### WHAT IS ASKED:
In the material below, find each line holding the string "Havi" and copy it.

### Records from a data source:
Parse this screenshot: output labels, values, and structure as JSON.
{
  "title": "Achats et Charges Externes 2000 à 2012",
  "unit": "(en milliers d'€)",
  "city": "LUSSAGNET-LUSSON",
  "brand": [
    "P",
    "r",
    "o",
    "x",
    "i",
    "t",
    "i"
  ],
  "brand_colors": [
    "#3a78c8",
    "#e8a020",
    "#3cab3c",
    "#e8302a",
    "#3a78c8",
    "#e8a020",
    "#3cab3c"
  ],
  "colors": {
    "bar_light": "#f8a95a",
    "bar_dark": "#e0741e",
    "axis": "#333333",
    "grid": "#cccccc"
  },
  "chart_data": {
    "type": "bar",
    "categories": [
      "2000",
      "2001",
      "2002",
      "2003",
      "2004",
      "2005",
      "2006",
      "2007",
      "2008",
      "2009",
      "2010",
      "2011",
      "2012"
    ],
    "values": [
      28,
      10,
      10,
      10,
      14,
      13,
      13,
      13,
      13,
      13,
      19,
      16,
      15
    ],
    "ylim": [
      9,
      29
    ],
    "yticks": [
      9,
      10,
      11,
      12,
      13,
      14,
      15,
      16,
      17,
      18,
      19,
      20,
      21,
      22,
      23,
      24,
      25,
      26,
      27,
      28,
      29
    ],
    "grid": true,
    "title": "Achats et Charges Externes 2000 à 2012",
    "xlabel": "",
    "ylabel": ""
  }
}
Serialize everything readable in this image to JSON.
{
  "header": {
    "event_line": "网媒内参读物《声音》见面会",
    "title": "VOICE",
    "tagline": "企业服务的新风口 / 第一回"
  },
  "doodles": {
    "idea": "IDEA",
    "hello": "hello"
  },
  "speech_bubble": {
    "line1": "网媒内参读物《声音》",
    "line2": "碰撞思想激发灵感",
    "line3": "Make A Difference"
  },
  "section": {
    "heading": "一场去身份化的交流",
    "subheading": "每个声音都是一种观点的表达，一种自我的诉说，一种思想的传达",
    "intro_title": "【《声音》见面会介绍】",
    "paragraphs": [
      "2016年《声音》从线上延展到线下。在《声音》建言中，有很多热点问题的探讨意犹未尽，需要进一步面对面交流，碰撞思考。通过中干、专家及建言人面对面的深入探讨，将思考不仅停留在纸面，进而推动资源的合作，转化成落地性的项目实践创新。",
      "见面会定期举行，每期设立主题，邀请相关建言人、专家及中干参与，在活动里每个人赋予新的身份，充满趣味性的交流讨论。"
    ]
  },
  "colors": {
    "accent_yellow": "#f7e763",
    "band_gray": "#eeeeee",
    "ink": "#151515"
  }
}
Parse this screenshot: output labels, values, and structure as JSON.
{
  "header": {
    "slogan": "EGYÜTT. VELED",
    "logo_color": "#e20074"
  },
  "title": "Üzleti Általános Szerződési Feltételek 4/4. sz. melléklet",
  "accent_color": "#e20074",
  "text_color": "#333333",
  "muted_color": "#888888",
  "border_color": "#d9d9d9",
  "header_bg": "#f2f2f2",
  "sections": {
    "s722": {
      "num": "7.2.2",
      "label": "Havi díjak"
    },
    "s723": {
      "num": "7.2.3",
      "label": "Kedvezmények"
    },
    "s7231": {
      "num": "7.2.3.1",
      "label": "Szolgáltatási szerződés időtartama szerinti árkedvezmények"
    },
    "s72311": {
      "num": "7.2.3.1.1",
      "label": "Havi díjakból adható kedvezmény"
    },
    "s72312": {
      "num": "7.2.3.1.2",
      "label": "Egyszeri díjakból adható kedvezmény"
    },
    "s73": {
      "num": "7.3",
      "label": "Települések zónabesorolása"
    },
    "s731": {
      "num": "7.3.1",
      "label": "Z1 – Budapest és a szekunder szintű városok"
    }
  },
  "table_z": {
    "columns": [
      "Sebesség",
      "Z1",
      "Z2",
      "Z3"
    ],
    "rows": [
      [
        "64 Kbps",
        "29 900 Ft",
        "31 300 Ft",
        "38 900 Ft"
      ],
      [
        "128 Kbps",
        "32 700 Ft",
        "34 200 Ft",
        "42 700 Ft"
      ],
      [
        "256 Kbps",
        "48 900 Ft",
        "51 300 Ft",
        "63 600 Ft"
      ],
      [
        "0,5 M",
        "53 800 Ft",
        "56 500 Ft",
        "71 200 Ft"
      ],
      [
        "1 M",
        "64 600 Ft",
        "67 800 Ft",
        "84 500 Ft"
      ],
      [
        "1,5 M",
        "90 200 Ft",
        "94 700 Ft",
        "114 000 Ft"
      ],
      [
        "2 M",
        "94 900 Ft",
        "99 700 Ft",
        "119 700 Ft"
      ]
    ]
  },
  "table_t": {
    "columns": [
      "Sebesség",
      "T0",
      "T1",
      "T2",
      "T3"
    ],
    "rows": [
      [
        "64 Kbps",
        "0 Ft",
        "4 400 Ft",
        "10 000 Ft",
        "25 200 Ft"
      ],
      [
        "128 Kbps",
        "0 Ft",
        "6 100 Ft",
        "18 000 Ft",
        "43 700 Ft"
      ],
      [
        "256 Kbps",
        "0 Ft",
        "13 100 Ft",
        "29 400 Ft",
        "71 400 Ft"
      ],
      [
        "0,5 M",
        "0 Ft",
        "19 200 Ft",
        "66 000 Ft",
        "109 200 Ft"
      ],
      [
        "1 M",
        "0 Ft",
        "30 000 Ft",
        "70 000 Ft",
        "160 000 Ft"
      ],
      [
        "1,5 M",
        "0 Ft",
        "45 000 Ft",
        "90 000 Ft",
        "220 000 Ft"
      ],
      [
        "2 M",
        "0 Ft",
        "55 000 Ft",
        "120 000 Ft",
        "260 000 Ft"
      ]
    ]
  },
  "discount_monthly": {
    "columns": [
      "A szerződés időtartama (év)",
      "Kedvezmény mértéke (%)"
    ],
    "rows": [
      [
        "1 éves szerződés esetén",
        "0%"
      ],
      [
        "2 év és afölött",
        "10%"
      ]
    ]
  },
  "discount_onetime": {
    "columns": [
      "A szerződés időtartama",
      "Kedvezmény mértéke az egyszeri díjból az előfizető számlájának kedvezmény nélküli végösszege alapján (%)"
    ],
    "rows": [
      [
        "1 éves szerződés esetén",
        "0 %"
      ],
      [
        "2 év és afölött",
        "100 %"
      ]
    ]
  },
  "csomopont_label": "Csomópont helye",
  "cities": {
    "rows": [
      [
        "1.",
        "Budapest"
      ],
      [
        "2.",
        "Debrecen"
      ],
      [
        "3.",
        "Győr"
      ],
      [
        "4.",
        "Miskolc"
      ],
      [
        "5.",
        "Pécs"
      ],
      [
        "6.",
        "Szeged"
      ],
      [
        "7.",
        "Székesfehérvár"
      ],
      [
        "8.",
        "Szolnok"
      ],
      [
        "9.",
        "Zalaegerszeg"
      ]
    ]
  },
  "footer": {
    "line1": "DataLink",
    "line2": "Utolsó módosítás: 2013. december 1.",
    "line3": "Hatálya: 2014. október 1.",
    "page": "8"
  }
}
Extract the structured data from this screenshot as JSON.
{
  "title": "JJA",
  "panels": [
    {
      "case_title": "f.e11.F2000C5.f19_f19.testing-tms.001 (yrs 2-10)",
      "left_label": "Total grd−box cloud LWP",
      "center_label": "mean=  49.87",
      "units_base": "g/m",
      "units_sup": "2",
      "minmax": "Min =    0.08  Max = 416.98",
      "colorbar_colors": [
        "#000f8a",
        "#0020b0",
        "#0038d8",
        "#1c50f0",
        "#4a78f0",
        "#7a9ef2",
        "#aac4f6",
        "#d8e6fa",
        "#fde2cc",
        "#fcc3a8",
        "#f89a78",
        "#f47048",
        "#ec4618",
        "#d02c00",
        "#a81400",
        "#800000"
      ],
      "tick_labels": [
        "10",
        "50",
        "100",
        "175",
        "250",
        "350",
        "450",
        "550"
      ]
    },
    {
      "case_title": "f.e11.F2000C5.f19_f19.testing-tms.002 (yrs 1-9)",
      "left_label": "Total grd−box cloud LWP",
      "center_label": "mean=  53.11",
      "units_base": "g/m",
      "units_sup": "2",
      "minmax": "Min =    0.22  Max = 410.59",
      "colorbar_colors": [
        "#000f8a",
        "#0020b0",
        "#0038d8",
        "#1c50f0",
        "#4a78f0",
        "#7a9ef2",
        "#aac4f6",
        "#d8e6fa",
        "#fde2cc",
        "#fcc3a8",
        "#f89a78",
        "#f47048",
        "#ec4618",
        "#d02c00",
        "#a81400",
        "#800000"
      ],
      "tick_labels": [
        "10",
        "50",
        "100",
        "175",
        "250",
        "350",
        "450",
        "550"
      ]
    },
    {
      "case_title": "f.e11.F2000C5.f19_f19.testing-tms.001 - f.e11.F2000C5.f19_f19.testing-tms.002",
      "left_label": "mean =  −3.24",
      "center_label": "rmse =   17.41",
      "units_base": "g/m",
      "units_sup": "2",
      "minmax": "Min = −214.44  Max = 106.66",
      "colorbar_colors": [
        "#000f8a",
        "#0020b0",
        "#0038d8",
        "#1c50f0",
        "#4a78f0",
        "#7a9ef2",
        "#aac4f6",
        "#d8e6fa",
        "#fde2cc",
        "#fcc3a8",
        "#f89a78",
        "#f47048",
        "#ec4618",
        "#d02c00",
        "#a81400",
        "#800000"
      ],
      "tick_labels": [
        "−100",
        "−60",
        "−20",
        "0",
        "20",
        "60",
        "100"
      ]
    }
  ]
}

### EXPECTED ANSWER:
      "label": "Havi díjak"
      "label": "Havi díjakból adható kedvezmény"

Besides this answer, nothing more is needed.